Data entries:
^^^^^^^^^^^^^^^^

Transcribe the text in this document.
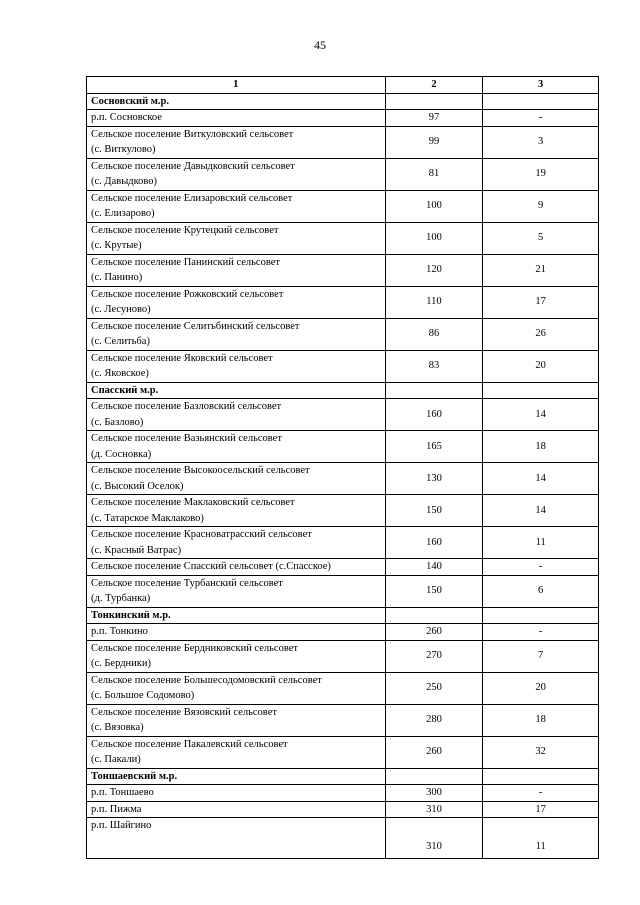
45
1	2	3
Сосновский м.р.		
р.п. Сосновское	97	-
Сельское поселение Виткуловский сельсовет
(с. Виткулово)	99	3
Сельское поселение Давыдковский сельсовет
(с. Давыдково)	81	19
Сельское поселение Елизаровский сельсовет
(с. Елизарово)	100	9
Сельское поселение Крутецкий сельсовет
(с. Крутые)	100	5
Сельское поселение Панинский сельсовет
(с. Панино)	120	21
Сельское поселение Рожковский сельсовет
(с. Лесуново)	110	17
Сельское поселение Селитьбинский сельсовет
(с. Селитьба)	86	26
Сельское поселение Яковский сельсовет
(с. Яковское)	83	20
Спасский м.р.		
Сельское поселение Базловский сельсовет
(с. Базлово)	160	14
Сельское поселение Вазьянский сельсовет
(д. Сосновка)	165	18
Сельское поселение Высокоосельский сельсовет
(с. Высокий Оселок)	130	14
Сельское поселение Маклаковский сельсовет
(с. Татарское Маклаково)	150	14
Сельское поселение Красноватрасский сельсовет
(с. Красный Ватрас)	160	11
Сельское поселение Спасский сельсовет (с.Спасское)	140	-
Сельское поселение Турбанский сельсовет
(д. Турбанка)	150	6
Тонкинский м.р.		
р.п. Тонкино	260	-
Сельское поселение Бердниковский сельсовет
(с. Бердники)	270	7
Сельское поселение Большесодомовский сельсовет
(с. Большое Содомово)	250	20
Сельское поселение Вязовский сельсовет
(с. Вязовка)	280	18
Сельское поселение Пакалевский сельсовет
(с. Пакали)	260	32
Тоншаевский м.р.		
р.п. Тоншаево	300	-
р.п. Пижма	310	17
р.п. Шайгино	310	11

^^^^^^^^^^^^^^^^

• **INSTRUCTIONS FOR THE TASK**
Copy the material exactly. Do not include the pictures.

• **RIGHT ANSWER**
Transcribe the text in this document.
45
1	2	3
Сосновский м.р.		
р.п. Сосновское	97	-
Сельское поселение Виткуловский сельсовет
(с. Виткулово)	99	3
Сельское поселение Давыдковский сельсовет
(с. Давыдково)	81	19
Сельское поселение Елизаровский сельсовет
(с. Елизарово)	100	9
Сельское поселение Крутецкий сельсовет
(с. Крутые)	100	5
Сельское поселение Панинский сельсовет
(с. Панино)	120	21
Сельское поселение Рожковский сельсовет
(с. Лесуново)	110	17
Сельское поселение Селитьбинский сельсовет
(с. Селитьба)	86	26
Сельское поселение Яковский сельсовет
(с. Яковское)	83	20
Спасский м.р.		
Сельское поселение Базловский сельсовет
(с. Базлово)	160	14
Сельское поселение Вазьянский сельсовет
(д. Сосновка)	165	18
Сельское поселение Высокоосельский сельсовет
(с. Высокий Оселок)	130	14
Сельское поселение Маклаковский сельсовет
(с. Татарское Маклаково)	150	14
Сельское поселение Красноватрасский сельсовет
(с. Красный Ватрас)	160	11
Сельское поселение Спасский сельсовет (с.Спасское)	140	-
Сельское поселение Турбанский сельсовет
(д. Турбанка)	150	6
Тонкинский м.р.		
р.п. Тонкино	260	-
Сельское поселение Бердниковский сельсовет
(с. Бердники)	270	7
Сельское поселение Большесодомовский сельсовет
(с. Большое Содомово)	250	20
Сельское поселение Вязовский сельсовет
(с. Вязовка)	280	18
Сельское поселение Пакалевский сельсовет
(с. Пакали)	260	32
Тоншаевский м.р.		
р.п. Тоншаево	300	-
р.п. Пижма	310	17
р.п. Шайгино	310	11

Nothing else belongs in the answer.